:: Written problem ::
Look through the data below. Pick out the lines holding the string "Ramirez".

:: Data listing ::
--- Begin ---
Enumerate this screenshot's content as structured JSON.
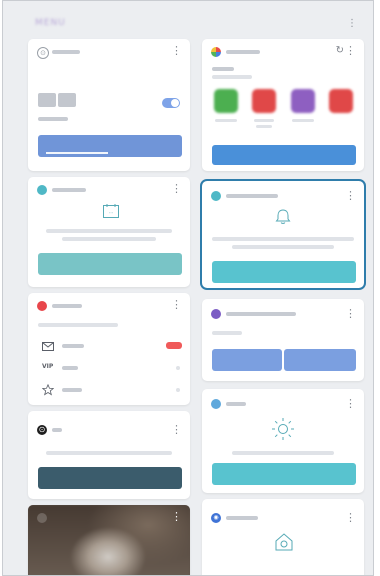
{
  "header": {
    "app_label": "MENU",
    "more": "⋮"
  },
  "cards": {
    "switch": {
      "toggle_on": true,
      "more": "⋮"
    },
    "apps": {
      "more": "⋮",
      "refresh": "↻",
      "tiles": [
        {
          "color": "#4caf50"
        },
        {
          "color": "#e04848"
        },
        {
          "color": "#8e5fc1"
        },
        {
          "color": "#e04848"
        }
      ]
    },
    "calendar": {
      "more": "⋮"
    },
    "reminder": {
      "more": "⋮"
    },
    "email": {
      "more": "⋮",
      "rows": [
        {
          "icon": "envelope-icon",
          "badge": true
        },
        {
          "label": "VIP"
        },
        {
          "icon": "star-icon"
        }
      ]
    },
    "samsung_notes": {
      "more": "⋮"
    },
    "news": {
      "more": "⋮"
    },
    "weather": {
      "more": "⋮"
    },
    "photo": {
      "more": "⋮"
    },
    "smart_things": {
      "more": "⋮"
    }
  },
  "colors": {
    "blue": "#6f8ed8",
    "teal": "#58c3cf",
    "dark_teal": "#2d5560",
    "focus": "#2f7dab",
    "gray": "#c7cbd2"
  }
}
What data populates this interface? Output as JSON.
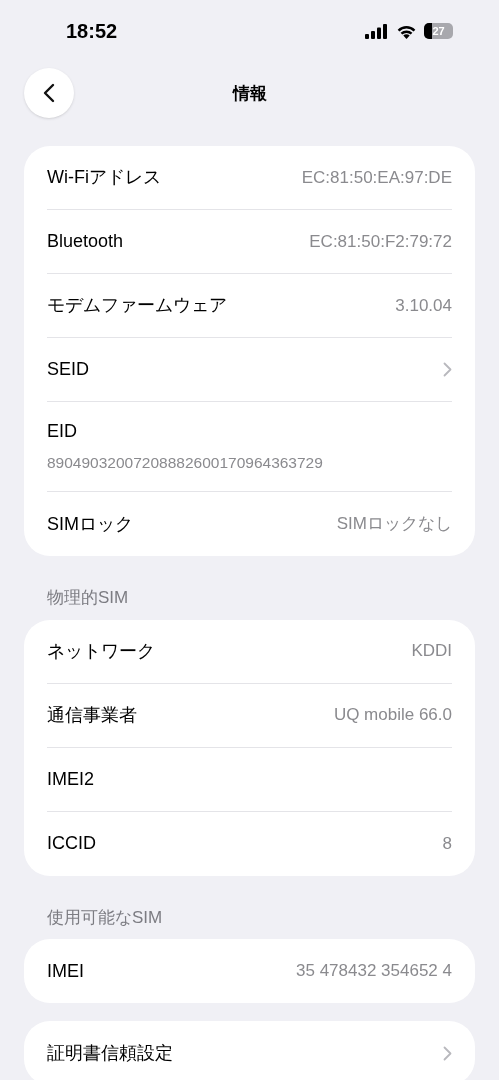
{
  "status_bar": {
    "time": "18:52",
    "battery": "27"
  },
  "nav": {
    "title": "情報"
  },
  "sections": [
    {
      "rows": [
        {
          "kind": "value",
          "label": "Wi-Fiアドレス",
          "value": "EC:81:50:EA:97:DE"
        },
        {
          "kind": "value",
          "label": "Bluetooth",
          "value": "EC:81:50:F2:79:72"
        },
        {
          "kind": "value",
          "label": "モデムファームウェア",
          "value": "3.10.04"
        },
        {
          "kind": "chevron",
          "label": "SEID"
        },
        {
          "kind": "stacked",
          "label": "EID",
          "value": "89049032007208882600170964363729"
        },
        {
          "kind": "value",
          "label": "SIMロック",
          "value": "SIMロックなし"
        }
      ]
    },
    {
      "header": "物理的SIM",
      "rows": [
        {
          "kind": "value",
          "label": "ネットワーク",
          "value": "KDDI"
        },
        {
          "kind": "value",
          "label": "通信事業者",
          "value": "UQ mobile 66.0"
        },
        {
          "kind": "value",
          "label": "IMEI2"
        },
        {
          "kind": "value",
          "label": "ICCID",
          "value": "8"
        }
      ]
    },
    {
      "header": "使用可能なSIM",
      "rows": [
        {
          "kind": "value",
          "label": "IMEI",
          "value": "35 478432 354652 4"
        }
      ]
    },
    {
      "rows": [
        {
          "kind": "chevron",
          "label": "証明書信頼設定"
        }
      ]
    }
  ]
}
--- End ---
--- Begin ---
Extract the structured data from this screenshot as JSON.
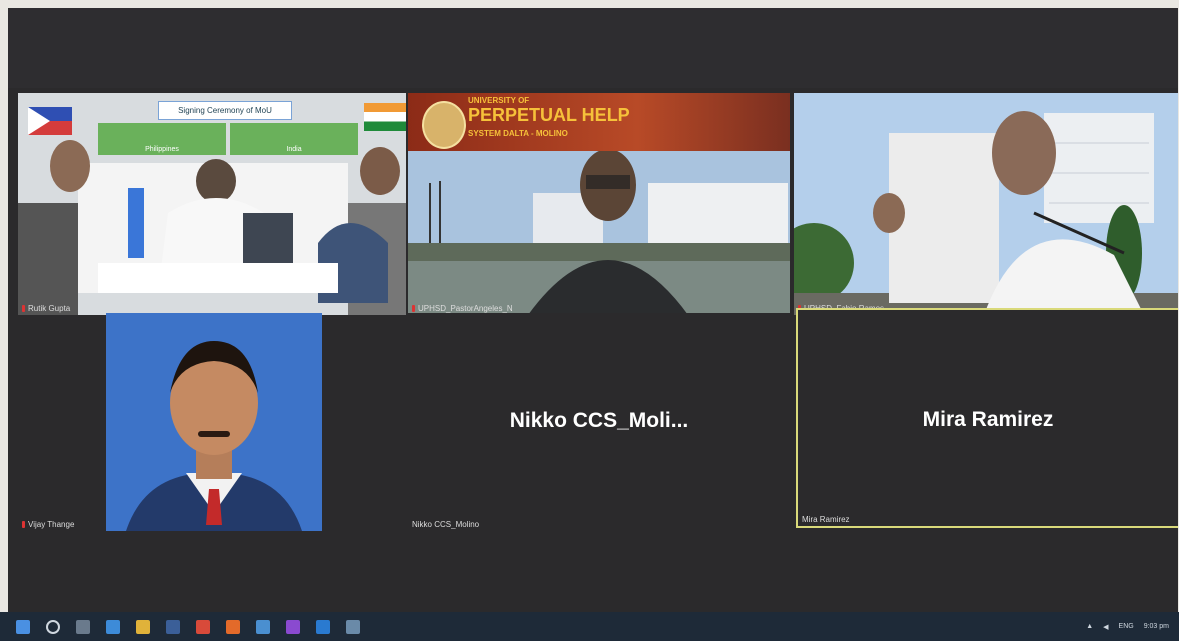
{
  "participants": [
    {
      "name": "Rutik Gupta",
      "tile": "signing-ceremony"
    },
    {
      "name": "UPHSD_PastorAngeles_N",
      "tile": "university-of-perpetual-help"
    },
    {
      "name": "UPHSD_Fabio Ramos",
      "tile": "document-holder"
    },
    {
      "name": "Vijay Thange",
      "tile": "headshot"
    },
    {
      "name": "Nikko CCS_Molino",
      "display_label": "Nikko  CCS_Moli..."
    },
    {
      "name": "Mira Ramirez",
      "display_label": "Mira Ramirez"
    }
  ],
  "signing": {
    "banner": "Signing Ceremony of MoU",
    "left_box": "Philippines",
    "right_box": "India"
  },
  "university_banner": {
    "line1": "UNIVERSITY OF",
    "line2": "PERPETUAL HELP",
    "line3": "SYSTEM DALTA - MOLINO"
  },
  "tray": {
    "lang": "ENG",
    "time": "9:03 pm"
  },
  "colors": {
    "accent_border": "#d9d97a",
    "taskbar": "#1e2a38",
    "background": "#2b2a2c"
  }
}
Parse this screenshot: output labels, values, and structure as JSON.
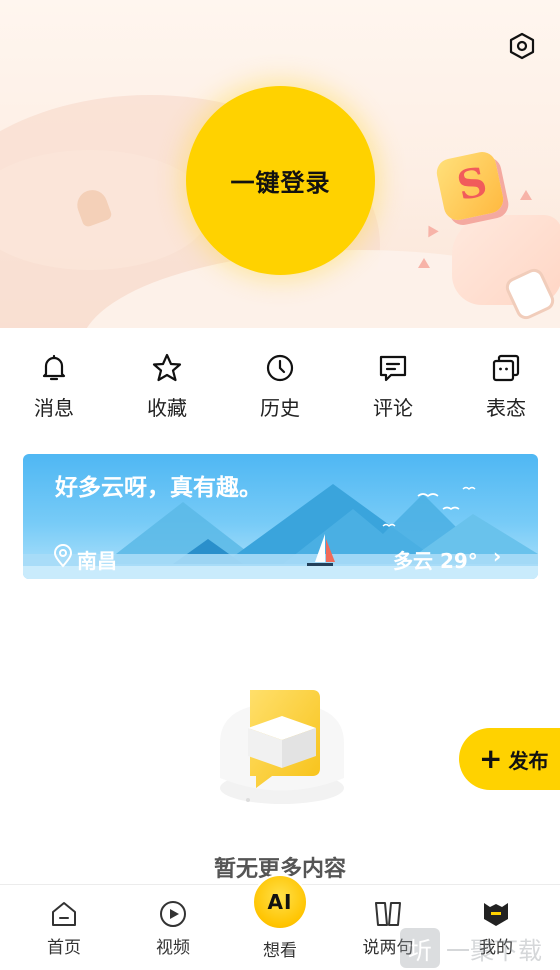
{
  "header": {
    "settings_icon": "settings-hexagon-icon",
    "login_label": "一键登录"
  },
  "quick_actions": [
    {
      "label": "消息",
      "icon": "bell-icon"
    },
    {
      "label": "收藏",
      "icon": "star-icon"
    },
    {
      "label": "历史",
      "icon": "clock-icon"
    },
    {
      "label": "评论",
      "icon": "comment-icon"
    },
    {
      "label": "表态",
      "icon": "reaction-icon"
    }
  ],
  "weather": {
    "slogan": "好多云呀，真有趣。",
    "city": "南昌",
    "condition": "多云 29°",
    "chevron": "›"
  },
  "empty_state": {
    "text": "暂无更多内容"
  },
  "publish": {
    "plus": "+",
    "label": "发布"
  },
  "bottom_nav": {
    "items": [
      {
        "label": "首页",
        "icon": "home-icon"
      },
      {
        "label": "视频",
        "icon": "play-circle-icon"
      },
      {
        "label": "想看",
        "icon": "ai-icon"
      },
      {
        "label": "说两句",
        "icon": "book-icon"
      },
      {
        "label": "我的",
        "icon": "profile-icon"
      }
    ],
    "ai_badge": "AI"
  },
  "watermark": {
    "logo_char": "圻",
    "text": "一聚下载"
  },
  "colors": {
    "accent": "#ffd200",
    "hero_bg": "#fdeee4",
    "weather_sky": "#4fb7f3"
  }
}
--- End ---
:: Final result ::
      "name": "Mira Ramirez",
      "display_label": "Mira Ramirez"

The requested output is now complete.